Copy out each line of the entries where the word "JSON" is present.

Collection entries:
====
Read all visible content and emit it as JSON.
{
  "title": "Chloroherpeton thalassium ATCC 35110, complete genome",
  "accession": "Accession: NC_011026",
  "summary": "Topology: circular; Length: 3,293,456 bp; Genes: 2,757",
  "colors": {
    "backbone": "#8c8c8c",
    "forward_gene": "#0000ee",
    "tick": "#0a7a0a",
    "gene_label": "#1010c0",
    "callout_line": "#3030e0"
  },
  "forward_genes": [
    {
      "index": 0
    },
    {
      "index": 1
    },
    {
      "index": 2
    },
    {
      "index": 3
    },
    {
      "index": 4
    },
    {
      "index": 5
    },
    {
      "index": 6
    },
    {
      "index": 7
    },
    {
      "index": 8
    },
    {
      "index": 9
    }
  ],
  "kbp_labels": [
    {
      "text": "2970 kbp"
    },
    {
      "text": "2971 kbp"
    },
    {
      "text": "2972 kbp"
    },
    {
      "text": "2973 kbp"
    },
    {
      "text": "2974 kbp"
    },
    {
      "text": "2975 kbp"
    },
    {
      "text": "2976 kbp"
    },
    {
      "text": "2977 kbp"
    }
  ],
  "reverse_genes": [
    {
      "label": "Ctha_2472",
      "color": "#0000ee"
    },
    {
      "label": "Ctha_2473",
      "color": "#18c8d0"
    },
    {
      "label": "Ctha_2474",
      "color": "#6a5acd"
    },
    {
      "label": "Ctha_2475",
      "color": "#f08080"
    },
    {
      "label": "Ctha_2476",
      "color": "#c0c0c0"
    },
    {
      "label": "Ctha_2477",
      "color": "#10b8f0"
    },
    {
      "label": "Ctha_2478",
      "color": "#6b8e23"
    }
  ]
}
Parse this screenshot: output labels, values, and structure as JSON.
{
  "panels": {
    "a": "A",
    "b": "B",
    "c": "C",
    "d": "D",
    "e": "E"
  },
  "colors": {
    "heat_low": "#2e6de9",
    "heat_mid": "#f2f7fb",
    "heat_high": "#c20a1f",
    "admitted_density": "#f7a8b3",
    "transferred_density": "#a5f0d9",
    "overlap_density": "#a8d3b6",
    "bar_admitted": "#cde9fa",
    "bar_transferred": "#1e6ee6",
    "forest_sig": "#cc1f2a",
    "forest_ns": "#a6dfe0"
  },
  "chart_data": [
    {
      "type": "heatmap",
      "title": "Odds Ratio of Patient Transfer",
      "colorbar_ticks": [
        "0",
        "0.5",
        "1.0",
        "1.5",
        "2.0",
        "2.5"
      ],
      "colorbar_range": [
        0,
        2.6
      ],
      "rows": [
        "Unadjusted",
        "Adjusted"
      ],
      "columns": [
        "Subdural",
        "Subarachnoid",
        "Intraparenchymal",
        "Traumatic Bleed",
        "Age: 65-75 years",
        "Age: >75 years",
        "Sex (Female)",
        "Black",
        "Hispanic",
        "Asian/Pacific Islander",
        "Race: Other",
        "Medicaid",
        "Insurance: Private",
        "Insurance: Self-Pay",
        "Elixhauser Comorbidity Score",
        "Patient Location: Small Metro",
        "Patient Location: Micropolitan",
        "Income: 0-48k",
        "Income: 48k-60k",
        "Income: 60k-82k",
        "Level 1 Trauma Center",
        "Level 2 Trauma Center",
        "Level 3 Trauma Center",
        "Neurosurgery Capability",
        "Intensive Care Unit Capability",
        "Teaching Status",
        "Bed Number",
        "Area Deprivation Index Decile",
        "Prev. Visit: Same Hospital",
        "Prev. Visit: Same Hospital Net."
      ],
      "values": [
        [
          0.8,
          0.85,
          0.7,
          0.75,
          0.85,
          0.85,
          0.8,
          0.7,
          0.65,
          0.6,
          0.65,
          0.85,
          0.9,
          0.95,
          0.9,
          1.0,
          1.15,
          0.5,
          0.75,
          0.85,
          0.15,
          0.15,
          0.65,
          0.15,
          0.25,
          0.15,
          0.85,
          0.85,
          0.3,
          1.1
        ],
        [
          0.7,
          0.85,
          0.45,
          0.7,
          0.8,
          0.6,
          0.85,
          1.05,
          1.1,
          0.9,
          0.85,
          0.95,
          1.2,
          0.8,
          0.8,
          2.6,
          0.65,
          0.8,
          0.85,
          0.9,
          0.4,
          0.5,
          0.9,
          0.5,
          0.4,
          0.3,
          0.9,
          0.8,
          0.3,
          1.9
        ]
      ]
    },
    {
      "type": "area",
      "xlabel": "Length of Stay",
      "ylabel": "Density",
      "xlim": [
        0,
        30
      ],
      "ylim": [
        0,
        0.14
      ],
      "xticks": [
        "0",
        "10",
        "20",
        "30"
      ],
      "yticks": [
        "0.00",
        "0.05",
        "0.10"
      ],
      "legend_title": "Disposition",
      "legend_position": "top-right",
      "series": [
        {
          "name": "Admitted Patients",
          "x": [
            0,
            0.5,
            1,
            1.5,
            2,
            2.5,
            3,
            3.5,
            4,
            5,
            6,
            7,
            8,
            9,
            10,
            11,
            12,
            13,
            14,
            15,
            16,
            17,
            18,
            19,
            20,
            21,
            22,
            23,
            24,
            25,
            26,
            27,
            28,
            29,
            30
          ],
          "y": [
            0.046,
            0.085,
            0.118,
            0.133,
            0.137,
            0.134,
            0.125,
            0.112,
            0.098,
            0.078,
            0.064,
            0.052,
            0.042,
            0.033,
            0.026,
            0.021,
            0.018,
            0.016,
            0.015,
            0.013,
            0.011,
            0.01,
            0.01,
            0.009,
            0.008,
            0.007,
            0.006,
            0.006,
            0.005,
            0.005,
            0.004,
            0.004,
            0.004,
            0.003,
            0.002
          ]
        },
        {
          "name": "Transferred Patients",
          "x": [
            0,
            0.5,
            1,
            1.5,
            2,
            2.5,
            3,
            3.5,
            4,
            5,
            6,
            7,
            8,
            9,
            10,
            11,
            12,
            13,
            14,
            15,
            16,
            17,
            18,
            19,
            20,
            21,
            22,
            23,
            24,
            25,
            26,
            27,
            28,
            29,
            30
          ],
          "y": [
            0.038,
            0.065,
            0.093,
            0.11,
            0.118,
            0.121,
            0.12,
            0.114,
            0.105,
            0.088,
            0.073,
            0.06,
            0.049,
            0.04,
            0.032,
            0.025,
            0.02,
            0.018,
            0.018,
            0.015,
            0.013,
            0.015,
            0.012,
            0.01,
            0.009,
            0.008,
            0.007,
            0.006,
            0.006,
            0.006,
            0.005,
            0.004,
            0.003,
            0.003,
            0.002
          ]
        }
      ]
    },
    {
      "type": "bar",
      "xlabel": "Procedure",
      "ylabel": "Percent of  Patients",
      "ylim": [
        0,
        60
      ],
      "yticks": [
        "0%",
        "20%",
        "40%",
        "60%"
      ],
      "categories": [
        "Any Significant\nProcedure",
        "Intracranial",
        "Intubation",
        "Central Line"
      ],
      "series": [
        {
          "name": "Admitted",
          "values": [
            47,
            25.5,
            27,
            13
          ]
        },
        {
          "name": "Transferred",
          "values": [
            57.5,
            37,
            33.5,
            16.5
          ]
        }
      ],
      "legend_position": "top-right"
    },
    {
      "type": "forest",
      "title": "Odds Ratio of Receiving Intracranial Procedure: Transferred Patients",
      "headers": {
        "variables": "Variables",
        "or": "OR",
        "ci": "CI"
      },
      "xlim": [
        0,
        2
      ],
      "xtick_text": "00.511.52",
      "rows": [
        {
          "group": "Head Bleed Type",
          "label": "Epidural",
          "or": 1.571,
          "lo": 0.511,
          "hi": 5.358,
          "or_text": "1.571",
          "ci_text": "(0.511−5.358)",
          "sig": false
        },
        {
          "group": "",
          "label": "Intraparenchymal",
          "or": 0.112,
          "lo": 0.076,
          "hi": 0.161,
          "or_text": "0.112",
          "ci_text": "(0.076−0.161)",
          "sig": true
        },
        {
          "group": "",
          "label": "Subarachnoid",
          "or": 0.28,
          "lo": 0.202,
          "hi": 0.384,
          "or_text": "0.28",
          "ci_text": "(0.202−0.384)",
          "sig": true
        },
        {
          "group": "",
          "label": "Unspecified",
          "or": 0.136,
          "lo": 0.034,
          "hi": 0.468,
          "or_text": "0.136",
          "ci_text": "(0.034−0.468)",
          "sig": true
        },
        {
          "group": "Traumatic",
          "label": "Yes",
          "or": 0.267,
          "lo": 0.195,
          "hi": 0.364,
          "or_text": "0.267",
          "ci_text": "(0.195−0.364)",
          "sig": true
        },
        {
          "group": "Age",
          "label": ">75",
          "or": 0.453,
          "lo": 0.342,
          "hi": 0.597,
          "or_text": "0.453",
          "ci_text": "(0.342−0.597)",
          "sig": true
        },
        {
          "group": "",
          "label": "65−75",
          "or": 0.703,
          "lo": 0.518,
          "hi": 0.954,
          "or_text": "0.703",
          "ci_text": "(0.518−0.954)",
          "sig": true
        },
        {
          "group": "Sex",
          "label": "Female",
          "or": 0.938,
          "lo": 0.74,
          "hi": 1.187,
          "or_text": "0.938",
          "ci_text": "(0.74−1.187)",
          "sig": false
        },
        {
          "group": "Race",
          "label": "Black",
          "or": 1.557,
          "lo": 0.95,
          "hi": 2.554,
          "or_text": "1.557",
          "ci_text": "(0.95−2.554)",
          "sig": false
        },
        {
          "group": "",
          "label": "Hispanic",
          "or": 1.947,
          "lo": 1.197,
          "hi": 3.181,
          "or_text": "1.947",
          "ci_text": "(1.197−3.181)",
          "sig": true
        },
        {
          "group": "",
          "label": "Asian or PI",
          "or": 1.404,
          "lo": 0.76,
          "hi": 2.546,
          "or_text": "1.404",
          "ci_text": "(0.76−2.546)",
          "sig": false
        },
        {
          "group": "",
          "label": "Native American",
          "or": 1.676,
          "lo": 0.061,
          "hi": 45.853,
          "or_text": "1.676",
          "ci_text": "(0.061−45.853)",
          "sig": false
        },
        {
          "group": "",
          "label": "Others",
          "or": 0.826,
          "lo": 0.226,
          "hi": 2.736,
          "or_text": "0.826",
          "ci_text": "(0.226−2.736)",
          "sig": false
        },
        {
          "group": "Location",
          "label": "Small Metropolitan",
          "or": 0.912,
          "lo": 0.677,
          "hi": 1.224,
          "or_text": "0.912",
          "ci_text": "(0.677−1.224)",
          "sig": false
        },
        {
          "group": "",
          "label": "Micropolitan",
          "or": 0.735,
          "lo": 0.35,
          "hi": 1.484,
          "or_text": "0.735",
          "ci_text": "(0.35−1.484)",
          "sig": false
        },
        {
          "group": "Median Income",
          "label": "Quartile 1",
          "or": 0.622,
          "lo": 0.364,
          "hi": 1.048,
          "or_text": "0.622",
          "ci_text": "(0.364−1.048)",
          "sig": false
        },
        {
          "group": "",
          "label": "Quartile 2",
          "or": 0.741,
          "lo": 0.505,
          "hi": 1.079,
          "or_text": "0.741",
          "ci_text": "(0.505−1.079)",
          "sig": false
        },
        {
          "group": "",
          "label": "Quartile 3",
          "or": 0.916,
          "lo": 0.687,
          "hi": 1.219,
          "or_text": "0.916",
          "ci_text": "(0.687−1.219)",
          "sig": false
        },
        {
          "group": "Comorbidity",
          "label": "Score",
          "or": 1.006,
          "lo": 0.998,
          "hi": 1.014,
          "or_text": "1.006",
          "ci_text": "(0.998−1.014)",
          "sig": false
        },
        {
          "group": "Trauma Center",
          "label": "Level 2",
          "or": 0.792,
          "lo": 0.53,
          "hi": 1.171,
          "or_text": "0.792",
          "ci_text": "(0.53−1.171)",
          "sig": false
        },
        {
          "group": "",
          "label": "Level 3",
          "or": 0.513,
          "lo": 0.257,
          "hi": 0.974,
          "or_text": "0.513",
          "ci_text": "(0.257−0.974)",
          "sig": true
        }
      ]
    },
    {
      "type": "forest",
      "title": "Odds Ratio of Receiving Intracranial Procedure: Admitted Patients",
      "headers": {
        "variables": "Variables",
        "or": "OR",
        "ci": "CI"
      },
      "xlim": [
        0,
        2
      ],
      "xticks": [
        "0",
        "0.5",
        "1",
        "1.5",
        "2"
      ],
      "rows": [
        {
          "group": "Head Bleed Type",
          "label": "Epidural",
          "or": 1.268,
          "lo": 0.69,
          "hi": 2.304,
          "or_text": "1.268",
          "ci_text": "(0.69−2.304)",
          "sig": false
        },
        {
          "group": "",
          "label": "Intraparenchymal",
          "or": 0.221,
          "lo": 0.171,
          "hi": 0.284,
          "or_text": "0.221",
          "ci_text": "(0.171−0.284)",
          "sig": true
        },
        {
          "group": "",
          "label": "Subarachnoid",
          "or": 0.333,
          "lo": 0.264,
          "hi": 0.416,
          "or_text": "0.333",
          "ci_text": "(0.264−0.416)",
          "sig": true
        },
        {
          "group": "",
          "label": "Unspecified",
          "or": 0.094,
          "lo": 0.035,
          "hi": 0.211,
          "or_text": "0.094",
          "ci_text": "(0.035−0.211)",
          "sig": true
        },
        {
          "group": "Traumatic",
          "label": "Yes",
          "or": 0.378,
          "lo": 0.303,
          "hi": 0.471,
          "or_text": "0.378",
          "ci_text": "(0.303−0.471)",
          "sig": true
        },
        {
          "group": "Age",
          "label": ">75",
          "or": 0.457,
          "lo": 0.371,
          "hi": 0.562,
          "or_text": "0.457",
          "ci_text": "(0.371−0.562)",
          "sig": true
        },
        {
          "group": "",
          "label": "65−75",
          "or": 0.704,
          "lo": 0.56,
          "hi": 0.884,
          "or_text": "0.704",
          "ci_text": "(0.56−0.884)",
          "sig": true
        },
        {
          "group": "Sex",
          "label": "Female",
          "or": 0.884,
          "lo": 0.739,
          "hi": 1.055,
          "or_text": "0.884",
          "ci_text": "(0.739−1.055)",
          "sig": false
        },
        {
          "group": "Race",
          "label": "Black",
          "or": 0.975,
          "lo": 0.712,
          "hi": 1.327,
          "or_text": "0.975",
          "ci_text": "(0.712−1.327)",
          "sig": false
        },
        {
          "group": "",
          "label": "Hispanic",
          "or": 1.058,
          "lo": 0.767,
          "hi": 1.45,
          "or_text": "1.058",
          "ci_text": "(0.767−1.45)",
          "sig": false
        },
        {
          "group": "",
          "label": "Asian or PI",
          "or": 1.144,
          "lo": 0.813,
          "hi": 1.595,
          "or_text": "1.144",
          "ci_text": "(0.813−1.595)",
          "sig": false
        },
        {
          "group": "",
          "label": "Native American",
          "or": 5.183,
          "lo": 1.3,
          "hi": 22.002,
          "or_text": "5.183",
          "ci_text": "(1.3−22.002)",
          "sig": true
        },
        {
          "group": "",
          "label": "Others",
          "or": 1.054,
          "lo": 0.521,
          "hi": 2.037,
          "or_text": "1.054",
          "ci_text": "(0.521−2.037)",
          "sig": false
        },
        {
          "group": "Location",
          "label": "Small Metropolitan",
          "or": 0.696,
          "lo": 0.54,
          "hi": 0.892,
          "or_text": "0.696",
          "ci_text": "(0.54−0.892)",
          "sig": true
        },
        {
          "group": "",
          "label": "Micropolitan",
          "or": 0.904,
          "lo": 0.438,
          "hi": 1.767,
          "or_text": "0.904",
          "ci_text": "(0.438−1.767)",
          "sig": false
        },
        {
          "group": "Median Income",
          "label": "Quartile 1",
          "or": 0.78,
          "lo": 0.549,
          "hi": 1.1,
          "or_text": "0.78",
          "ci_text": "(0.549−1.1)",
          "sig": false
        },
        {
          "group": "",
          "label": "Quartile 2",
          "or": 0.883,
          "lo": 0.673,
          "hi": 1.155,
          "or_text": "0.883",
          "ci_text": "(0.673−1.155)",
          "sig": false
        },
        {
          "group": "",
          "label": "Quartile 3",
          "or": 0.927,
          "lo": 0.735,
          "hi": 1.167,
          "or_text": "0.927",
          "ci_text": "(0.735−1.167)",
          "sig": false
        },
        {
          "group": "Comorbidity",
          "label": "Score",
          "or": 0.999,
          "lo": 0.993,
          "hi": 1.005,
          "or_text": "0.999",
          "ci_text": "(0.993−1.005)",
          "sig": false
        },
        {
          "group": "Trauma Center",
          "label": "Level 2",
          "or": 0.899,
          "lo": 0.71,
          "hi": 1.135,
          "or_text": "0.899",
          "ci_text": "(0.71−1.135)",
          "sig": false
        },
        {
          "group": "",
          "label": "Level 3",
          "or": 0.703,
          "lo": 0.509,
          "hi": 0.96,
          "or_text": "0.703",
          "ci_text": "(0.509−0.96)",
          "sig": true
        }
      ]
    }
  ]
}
====
TASK RESPONSE
Read all visible content and emit it as JSON.
Parse this screenshot: output labels, values, and structure as JSON.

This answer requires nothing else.